To do: Below is a set of entries; copy all of them exactly.

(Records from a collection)
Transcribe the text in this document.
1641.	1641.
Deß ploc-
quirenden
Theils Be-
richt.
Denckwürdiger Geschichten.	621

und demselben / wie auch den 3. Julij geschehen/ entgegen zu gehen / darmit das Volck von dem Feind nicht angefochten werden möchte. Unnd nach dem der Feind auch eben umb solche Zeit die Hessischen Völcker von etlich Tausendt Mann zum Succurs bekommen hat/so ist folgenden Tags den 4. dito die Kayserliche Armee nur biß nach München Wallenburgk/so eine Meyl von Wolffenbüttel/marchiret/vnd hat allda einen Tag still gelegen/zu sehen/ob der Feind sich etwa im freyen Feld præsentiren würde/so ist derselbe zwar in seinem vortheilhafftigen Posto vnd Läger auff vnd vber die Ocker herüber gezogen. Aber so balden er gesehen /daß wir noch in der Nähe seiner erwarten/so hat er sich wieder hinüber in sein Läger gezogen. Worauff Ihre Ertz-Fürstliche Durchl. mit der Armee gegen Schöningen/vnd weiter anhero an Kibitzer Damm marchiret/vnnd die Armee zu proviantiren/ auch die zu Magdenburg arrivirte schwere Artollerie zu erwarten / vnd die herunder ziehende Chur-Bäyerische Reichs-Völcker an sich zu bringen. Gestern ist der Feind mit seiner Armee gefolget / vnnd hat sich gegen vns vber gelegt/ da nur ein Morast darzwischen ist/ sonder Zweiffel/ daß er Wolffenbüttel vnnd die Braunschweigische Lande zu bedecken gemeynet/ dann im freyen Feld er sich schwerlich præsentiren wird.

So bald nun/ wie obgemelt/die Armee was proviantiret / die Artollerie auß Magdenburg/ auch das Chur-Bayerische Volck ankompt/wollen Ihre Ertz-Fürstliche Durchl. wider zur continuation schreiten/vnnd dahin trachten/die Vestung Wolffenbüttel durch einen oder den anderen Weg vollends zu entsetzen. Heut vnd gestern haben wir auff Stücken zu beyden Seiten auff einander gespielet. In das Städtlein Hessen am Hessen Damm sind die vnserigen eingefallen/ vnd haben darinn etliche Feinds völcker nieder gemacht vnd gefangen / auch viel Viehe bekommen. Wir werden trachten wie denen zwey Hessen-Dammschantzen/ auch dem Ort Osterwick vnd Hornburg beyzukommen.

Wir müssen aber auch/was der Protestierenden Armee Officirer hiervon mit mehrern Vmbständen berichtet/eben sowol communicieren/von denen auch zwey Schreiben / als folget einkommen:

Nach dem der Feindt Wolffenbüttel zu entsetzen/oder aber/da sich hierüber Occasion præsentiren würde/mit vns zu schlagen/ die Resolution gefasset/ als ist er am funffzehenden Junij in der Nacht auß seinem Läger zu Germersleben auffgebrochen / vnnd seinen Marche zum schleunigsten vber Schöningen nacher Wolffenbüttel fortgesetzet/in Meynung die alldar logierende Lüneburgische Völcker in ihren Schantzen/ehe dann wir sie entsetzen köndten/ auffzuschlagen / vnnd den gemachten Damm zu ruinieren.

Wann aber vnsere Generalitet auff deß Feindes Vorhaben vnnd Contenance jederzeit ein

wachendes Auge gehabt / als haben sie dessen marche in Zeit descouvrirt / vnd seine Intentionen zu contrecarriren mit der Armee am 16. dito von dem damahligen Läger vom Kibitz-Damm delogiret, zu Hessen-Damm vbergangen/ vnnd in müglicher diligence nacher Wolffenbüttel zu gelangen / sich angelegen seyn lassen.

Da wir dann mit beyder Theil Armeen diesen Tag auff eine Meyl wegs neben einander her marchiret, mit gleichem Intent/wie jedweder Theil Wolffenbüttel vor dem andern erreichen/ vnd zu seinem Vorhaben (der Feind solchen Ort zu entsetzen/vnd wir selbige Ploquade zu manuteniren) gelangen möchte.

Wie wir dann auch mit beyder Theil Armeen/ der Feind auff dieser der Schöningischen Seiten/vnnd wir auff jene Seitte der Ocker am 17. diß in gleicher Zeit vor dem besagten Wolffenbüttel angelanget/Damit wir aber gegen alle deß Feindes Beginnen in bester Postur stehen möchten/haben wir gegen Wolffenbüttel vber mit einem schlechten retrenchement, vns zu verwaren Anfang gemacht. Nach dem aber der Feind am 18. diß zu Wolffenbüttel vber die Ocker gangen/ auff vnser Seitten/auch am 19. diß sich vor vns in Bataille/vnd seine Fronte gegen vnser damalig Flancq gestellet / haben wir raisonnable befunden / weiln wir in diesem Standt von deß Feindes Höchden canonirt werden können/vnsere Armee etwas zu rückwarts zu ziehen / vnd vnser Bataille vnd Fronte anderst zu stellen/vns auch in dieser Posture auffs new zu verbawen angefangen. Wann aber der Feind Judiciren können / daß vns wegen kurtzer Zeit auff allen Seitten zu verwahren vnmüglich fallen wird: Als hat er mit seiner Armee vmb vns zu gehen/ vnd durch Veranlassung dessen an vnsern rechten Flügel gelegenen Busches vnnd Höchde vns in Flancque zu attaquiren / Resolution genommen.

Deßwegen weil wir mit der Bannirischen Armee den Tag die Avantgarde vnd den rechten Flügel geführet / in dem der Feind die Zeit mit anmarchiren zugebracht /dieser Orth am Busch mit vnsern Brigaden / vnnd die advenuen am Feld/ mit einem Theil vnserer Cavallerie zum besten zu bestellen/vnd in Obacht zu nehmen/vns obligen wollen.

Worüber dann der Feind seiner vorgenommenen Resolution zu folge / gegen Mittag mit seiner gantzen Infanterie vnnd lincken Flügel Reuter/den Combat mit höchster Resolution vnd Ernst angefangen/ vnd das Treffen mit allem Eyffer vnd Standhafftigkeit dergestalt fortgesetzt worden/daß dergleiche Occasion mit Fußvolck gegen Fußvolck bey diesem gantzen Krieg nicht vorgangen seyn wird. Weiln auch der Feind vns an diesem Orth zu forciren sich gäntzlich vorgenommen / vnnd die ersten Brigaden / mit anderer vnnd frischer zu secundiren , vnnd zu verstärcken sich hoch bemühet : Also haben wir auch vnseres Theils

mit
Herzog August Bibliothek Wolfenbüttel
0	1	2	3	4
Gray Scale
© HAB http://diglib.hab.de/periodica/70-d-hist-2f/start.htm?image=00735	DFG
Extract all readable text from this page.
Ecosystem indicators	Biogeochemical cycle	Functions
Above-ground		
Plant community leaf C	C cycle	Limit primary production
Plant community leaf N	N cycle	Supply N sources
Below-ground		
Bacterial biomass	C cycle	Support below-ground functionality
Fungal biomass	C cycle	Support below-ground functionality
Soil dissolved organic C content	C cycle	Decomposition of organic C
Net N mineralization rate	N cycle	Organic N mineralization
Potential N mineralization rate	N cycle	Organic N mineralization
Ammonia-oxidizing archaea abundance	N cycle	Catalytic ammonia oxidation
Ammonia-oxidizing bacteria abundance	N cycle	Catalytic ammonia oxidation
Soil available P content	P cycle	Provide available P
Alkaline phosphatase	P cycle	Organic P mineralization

Finished exercise:
Transcribe the text in this document.
1641.	1641.
Deß ploc-
quirenden
Theils Be-
richt.
Denckwürdiger Geschichten.	621

und demselben / wie auch den 3. Julij geschehen/ entgegen zu gehen / darmit das Volck von dem Feind nicht angefochten werden möchte. Unnd nach dem der Feind auch eben umb solche Zeit die Hessischen Völcker von etlich Tausendt Mann zum Succurs bekommen hat/so ist folgenden Tags den 4. dito die Kayserliche Armee nur biß nach München Wallenburgk/so eine Meyl von Wolffenbüttel/marchiret/vnd hat allda einen Tag still gelegen/zu sehen/ob der Feind sich etwa im freyen Feld præsentiren würde/so ist derselbe zwar in seinem vortheilhafftigen Posto vnd Läger auff vnd vber die Ocker herüber gezogen. Aber so balden er gesehen /daß wir noch in der Nähe seiner erwarten/so hat er sich wieder hinüber in sein Läger gezogen. Worauff Ihre Ertz-Fürstliche Durchl. mit der Armee gegen Schöningen/vnd weiter anhero an Kibitzer Damm marchiret/vnnd die Armee zu proviantiren/ auch die zu Magdenburg arrivirte schwere Artollerie zu erwarten / vnd die herunder ziehende Chur-Bäyerische Reichs-Völcker an sich zu bringen. Gestern ist der Feind mit seiner Armee gefolget / vnnd hat sich gegen vns vber gelegt/ da nur ein Morast darzwischen ist/ sonder Zweiffel/ daß er Wolffenbüttel vnnd die Braunschweigische Lande zu bedecken gemeynet/ dann im freyen Feld er sich schwerlich præsentiren wird.

So bald nun/ wie obgemelt/die Armee was proviantiret / die Artollerie auß Magdenburg/ auch das Chur-Bayerische Volck ankompt/wollen Ihre Ertz-Fürstliche Durchl. wider zur continuation schreiten/vnnd dahin trachten/die Vestung Wolffenbüttel durch einen oder den anderen Weg vollends zu entsetzen. Heut vnd gestern haben wir auff Stücken zu beyden Seiten auff einander gespielet. In das Städtlein Hessen am Hessen Damm sind die vnserigen eingefallen/ vnd haben darinn etliche Feinds völcker nieder gemacht vnd gefangen / auch viel Viehe bekommen. Wir werden trachten wie denen zwey Hessen-Dammschantzen/ auch dem Ort Osterwick vnd Hornburg beyzukommen.

Wir müssen aber auch/was der Protestierenden Armee Officirer hiervon mit mehrern Vmbständen berichtet/eben sowol communicieren/von denen auch zwey Schreiben / als folget einkommen:

Nach dem der Feindt Wolffenbüttel zu entsetzen/oder aber/da sich hierüber Occasion præsentiren würde/mit vns zu schlagen/ die Resolution gefasset/ als ist er am funffzehenden Junij in der Nacht auß seinem Läger zu Germersleben auffgebrochen / vnnd seinen Marche zum schleunigsten vber Schöningen nacher Wolffenbüttel fortgesetzet/in Meynung die alldar logierende Lüneburgische Völcker in ihren Schantzen/ehe dann wir sie entsetzen köndten/ auffzuschlagen / vnnd den gemachten Damm zu ruinieren.

Wann aber vnsere Generalitet auff deß Feindes Vorhaben vnnd Contenance jederzeit ein

wachendes Auge gehabt / als haben sie dessen marche in Zeit descouvrirt / vnd seine Intentionen zu contrecarriren mit der Armee am 16. dito von dem damahligen Läger vom Kibitz-Damm delogiret, zu Hessen-Damm vbergangen/ vnnd in müglicher diligence nacher Wolffenbüttel zu gelangen / sich angelegen seyn lassen.

Da wir dann mit beyder Theil Armeen diesen Tag auff eine Meyl wegs neben einander her marchiret, mit gleichem Intent/wie jedweder Theil Wolffenbüttel vor dem andern erreichen/ vnd zu seinem Vorhaben (der Feind solchen Ort zu entsetzen/vnd wir selbige Ploquade zu manuteniren) gelangen möchte.

Wie wir dann auch mit beyder Theil Armeen/ der Feind auff dieser der Schöningischen Seiten/vnnd wir auff jene Seitte der Ocker am 17. diß in gleicher Zeit vor dem besagten Wolffenbüttel angelanget/Damit wir aber gegen alle deß Feindes Beginnen in bester Postur stehen möchten/haben wir gegen Wolffenbüttel vber mit einem schlechten retrenchement, vns zu verwaren Anfang gemacht. Nach dem aber der Feind am 18. diß zu Wolffenbüttel vber die Ocker gangen/ auff vnser Seitten/auch am 19. diß sich vor vns in Bataille/vnd seine Fronte gegen vnser damalig Flancq gestellet / haben wir raisonnable befunden / weiln wir in diesem Standt von deß Feindes Höchden canonirt werden können/vnsere Armee etwas zu rückwarts zu ziehen / vnd vnser Bataille vnd Fronte anderst zu stellen/vns auch in dieser Posture auffs new zu verbawen angefangen. Wann aber der Feind Judiciren können / daß vns wegen kurtzer Zeit auff allen Seitten zu verwahren vnmüglich fallen wird: Als hat er mit seiner Armee vmb vns zu gehen/ vnd durch Veranlassung dessen an vnsern rechten Flügel gelegenen Busches vnnd Höchde vns in Flancque zu attaquiren / Resolution genommen.

Deßwegen weil wir mit der Bannirischen Armee den Tag die Avantgarde vnd den rechten Flügel geführet / in dem der Feind die Zeit mit anmarchiren zugebracht /dieser Orth am Busch mit vnsern Brigaden / vnnd die advenuen am Feld/ mit einem Theil vnserer Cavallerie zum besten zu bestellen/vnd in Obacht zu nehmen/vns obligen wollen.

Worüber dann der Feind seiner vorgenommenen Resolution zu folge / gegen Mittag mit seiner gantzen Infanterie vnnd lincken Flügel Reuter/den Combat mit höchster Resolution vnd Ernst angefangen/ vnd das Treffen mit allem Eyffer vnd Standhafftigkeit dergestalt fortgesetzt worden/daß dergleiche Occasion mit Fußvolck gegen Fußvolck bey diesem gantzen Krieg nicht vorgangen seyn wird. Weiln auch der Feind vns an diesem Orth zu forciren sich gäntzlich vorgenommen / vnnd die ersten Brigaden / mit anderer vnnd frischer zu secundiren , vnnd zu verstärcken sich hoch bemühet : Also haben wir auch vnseres Theils

mit
Herzog August Bibliothek Wolfenbüttel
0	1	2	3	4
Gray Scale
© HAB http://diglib.hab.de/periodica/70-d-hist-2f/start.htm?image=00735	DFG
Extract all readable text from this page.
Ecosystem indicators	Biogeochemical cycle	Functions
Above-ground		
Plant community leaf C	C cycle	Limit primary production
Plant community leaf N	N cycle	Supply N sources
Below-ground		
Bacterial biomass	C cycle	Support below-ground functionality
Fungal biomass	C cycle	Support below-ground functionality
Soil dissolved organic C content	C cycle	Decomposition of organic C
Net N mineralization rate	N cycle	Organic N mineralization
Potential N mineralization rate	N cycle	Organic N mineralization
Ammonia-oxidizing archaea abundance	N cycle	Catalytic ammonia oxidation
Ammonia-oxidizing bacteria abundance	N cycle	Catalytic ammonia oxidation
Soil available P content	P cycle	Provide available P
Alkaline phosphatase	P cycle	Organic P mineralization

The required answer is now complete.